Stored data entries
↓↓↓

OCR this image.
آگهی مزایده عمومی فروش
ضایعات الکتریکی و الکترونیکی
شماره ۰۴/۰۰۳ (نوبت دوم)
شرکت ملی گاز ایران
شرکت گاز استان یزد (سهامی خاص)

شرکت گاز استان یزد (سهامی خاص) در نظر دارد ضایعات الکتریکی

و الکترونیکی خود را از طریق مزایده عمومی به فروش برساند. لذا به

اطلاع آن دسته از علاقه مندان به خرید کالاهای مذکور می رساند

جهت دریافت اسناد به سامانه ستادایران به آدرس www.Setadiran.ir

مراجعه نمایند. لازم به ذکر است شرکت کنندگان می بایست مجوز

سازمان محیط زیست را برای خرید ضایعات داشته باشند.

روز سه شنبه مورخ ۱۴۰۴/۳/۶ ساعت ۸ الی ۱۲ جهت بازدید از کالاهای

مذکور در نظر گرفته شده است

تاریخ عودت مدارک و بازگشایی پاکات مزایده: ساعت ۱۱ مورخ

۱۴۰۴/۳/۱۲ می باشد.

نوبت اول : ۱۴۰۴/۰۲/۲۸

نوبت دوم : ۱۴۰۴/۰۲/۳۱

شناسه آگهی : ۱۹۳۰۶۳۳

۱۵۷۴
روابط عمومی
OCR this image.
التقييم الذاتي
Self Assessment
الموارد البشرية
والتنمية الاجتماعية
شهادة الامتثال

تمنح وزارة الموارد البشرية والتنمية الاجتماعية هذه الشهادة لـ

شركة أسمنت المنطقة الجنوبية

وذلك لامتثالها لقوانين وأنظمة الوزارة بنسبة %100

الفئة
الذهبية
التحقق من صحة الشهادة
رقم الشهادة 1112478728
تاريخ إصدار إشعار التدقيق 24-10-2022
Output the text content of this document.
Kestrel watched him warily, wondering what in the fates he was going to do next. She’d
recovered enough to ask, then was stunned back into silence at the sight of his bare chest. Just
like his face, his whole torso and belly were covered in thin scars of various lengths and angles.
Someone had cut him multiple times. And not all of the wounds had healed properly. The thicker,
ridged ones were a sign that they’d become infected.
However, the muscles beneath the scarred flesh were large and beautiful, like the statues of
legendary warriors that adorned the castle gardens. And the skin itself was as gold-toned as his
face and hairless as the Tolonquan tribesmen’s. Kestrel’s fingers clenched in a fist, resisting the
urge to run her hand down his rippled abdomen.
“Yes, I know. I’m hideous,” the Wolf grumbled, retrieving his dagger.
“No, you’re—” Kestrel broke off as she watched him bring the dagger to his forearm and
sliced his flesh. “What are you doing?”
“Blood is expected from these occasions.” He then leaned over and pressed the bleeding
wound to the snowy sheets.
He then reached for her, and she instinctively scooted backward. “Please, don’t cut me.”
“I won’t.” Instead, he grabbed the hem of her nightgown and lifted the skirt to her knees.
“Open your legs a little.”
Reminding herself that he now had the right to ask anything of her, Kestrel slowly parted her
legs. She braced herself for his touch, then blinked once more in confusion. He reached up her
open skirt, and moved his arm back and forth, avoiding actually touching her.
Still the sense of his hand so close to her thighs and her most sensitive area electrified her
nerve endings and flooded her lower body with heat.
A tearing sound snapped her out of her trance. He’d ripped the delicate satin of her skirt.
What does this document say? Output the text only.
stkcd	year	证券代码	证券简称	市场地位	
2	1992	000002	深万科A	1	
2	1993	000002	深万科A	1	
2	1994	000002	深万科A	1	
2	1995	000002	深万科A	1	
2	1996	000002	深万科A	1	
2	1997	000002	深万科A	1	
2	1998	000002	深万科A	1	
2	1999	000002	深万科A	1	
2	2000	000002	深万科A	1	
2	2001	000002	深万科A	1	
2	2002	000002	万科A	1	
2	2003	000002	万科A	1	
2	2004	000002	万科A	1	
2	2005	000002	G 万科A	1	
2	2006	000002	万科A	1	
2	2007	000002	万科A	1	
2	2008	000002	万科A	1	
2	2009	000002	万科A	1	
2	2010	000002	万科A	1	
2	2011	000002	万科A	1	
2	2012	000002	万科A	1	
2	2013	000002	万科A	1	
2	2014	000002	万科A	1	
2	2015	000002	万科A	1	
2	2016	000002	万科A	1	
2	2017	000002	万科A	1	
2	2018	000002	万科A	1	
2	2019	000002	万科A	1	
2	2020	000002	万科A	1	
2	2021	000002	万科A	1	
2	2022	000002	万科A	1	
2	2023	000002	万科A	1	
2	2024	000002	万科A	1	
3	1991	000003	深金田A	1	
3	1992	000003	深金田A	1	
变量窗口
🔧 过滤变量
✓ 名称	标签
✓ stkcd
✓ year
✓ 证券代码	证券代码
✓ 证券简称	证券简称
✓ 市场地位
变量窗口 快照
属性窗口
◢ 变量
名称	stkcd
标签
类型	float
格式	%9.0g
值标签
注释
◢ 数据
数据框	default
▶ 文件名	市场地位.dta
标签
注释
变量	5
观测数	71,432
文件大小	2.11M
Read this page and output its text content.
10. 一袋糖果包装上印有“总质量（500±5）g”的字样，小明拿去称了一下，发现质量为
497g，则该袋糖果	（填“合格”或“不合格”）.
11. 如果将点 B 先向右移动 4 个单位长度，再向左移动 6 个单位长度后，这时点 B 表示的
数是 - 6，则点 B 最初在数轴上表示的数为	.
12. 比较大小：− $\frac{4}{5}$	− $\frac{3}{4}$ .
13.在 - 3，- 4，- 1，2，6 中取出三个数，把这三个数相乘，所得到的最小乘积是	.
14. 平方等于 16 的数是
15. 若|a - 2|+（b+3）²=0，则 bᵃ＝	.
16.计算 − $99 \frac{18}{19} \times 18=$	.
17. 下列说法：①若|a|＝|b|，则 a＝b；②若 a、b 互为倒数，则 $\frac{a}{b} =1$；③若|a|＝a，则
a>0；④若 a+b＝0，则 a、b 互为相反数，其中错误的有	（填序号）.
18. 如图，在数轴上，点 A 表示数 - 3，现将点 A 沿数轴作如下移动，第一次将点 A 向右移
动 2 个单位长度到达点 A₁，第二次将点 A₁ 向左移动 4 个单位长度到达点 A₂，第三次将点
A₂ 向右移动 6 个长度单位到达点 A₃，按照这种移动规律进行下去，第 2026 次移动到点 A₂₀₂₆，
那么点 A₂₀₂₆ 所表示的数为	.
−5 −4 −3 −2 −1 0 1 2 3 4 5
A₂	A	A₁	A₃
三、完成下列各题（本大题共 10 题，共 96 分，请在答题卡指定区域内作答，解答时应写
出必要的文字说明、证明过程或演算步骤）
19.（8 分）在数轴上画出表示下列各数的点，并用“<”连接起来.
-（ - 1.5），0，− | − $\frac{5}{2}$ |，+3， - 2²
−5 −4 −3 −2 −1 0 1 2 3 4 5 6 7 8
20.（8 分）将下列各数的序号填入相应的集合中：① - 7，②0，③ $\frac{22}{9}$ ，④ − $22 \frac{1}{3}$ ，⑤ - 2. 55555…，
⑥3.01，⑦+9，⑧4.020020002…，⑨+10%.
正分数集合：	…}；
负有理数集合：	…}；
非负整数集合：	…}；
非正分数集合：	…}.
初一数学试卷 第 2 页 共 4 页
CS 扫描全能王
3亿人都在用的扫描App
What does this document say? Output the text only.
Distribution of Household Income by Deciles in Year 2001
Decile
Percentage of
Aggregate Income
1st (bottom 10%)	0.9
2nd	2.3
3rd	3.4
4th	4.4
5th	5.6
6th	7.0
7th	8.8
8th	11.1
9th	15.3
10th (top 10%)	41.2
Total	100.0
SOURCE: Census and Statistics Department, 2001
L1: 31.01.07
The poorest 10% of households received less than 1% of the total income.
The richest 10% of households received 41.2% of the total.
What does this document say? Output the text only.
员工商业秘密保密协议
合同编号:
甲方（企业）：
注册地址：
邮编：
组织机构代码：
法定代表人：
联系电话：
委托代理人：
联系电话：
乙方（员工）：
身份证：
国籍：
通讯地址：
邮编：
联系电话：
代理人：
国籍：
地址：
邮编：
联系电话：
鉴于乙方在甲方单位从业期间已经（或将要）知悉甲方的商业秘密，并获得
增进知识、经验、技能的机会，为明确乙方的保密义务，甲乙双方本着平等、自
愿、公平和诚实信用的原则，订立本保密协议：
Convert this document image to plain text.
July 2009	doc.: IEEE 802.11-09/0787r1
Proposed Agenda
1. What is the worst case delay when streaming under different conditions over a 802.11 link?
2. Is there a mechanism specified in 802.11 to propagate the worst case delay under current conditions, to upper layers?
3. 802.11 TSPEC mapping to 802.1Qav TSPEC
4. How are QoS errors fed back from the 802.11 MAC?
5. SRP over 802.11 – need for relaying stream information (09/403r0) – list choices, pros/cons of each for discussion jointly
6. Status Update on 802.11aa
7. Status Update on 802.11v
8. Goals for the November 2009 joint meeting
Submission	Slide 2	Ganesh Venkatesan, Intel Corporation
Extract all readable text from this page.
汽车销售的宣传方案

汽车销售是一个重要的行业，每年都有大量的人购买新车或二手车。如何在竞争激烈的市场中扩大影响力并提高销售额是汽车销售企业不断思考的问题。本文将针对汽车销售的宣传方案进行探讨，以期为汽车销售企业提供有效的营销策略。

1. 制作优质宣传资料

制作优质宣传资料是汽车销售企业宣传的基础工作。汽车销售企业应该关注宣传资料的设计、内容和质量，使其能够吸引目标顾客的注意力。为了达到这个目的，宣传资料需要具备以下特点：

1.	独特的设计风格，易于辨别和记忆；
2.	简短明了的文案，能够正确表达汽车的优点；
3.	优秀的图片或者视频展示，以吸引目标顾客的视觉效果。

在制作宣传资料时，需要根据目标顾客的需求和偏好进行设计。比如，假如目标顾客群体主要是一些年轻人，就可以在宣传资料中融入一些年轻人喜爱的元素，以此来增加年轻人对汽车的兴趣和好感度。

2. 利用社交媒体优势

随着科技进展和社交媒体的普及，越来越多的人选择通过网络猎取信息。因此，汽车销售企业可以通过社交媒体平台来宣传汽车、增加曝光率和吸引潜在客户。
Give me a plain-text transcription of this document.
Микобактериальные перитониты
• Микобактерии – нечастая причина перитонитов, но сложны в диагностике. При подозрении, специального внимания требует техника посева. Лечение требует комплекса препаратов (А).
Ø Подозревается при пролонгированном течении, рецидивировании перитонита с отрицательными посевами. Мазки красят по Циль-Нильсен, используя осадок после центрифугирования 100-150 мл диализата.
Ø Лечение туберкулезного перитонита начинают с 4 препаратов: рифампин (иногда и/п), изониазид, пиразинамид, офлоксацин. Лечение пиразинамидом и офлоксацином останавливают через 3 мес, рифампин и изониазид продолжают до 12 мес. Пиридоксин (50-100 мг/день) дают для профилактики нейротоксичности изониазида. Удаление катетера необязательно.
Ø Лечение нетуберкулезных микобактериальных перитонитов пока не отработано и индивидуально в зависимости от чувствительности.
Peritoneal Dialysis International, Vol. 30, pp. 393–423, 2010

↑↑↑

> DESCRIPTION OF THE TASK
How many lines of the entries above hold the string "conditions"? Reply with the number alone.

> SOLVED PROBLEM
2